_What is needed_
Extract the lines that carry the string "xlabel" from the listing.

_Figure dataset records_
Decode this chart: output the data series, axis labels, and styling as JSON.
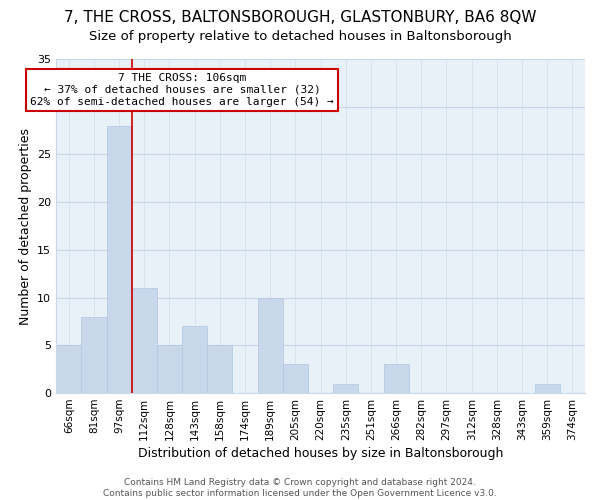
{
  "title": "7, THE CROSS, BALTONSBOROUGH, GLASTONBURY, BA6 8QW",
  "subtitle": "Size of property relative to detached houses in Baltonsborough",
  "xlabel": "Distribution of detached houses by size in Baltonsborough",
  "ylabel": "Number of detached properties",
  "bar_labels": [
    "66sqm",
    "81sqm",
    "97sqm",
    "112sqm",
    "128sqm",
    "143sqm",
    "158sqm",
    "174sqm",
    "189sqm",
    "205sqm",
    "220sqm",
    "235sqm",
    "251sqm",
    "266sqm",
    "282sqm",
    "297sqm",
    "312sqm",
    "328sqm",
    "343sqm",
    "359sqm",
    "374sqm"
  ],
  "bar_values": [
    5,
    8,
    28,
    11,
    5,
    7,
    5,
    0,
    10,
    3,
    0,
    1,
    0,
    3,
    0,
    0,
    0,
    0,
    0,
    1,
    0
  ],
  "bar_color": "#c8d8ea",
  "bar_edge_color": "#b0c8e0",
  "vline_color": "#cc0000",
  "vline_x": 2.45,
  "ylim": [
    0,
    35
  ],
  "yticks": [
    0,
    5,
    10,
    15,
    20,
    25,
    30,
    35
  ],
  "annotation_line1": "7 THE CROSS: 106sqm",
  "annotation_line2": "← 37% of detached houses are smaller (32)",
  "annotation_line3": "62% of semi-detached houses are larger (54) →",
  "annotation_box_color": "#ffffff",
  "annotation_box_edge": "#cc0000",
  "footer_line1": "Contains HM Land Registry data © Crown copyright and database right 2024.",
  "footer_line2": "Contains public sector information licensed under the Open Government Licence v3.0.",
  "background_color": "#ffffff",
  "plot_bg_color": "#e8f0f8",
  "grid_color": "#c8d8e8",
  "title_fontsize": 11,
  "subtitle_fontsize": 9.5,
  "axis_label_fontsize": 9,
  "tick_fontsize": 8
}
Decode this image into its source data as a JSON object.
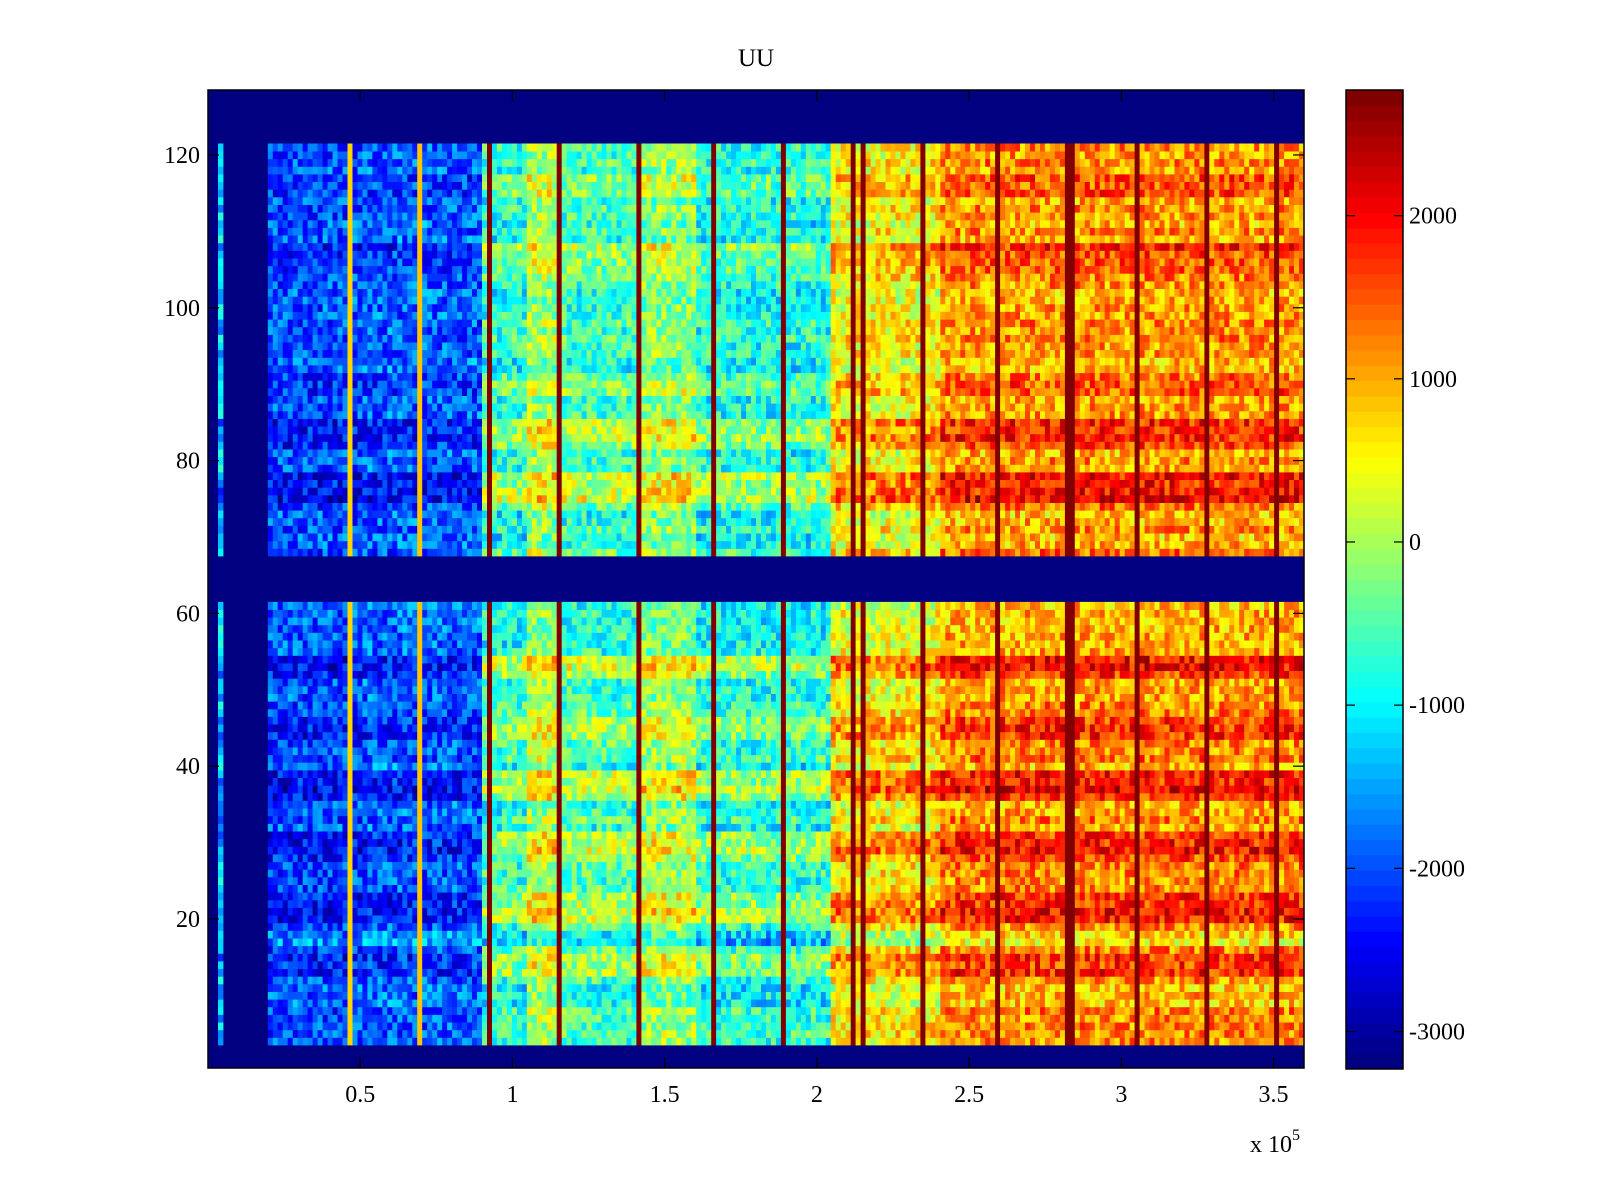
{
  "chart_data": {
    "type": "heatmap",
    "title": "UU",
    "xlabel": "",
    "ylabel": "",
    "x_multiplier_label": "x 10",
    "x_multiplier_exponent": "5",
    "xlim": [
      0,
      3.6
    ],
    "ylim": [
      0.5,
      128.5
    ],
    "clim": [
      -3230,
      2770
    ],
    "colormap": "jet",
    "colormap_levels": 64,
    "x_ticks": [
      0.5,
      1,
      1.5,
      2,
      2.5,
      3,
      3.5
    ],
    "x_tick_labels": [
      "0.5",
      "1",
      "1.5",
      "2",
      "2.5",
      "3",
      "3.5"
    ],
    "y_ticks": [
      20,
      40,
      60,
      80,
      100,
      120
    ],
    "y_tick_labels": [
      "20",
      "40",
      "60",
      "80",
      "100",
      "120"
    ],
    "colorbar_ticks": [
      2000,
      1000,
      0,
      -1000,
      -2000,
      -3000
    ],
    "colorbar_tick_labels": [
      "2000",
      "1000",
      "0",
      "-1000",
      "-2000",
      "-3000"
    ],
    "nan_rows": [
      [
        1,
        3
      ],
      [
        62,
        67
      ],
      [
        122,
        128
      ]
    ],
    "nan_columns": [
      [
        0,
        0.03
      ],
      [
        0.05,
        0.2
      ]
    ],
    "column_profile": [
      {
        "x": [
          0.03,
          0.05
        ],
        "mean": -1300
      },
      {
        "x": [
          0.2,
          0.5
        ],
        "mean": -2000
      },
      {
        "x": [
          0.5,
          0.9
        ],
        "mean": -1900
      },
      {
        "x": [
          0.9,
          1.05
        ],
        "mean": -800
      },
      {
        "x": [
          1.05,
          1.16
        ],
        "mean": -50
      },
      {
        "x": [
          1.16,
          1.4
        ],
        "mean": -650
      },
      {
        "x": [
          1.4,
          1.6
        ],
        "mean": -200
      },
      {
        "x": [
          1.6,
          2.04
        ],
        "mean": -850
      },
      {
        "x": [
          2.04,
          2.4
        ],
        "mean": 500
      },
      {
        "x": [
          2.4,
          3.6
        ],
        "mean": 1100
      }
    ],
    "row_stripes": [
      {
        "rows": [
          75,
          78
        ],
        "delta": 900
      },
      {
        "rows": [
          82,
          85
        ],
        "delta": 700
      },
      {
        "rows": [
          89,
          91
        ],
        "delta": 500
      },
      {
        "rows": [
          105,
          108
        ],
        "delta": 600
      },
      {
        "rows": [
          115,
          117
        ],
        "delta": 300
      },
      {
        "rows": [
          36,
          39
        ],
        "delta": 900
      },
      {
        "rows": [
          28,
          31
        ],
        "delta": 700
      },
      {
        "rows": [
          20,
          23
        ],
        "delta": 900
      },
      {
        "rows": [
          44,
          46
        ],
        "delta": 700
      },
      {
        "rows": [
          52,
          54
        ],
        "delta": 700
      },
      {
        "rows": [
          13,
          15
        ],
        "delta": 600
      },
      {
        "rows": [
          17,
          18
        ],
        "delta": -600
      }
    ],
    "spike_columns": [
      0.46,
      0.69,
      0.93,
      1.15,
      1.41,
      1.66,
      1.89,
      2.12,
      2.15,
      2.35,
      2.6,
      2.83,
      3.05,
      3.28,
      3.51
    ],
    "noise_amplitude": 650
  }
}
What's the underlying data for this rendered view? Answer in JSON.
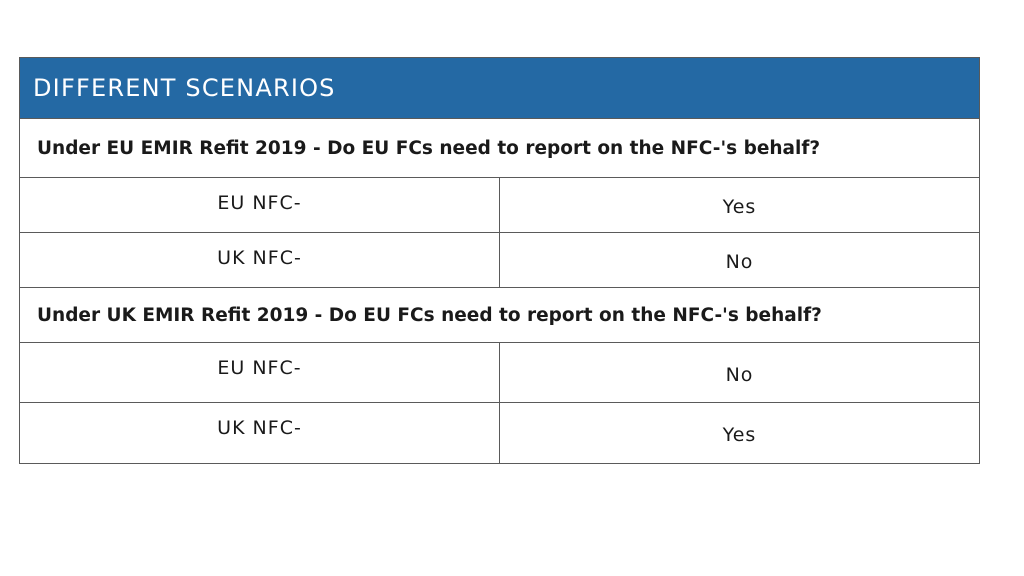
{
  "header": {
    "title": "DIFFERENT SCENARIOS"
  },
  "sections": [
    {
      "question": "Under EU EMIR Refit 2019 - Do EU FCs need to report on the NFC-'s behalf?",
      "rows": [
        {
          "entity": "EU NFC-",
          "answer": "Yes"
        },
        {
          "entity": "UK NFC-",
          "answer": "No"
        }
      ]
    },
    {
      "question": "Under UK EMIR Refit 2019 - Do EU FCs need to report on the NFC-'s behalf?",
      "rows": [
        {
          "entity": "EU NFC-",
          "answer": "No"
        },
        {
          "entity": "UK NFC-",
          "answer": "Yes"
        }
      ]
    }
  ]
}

_The solution_
  "xlabel": "Distribution of detached houses by size in Baltonsborough",
    "xlabel": "",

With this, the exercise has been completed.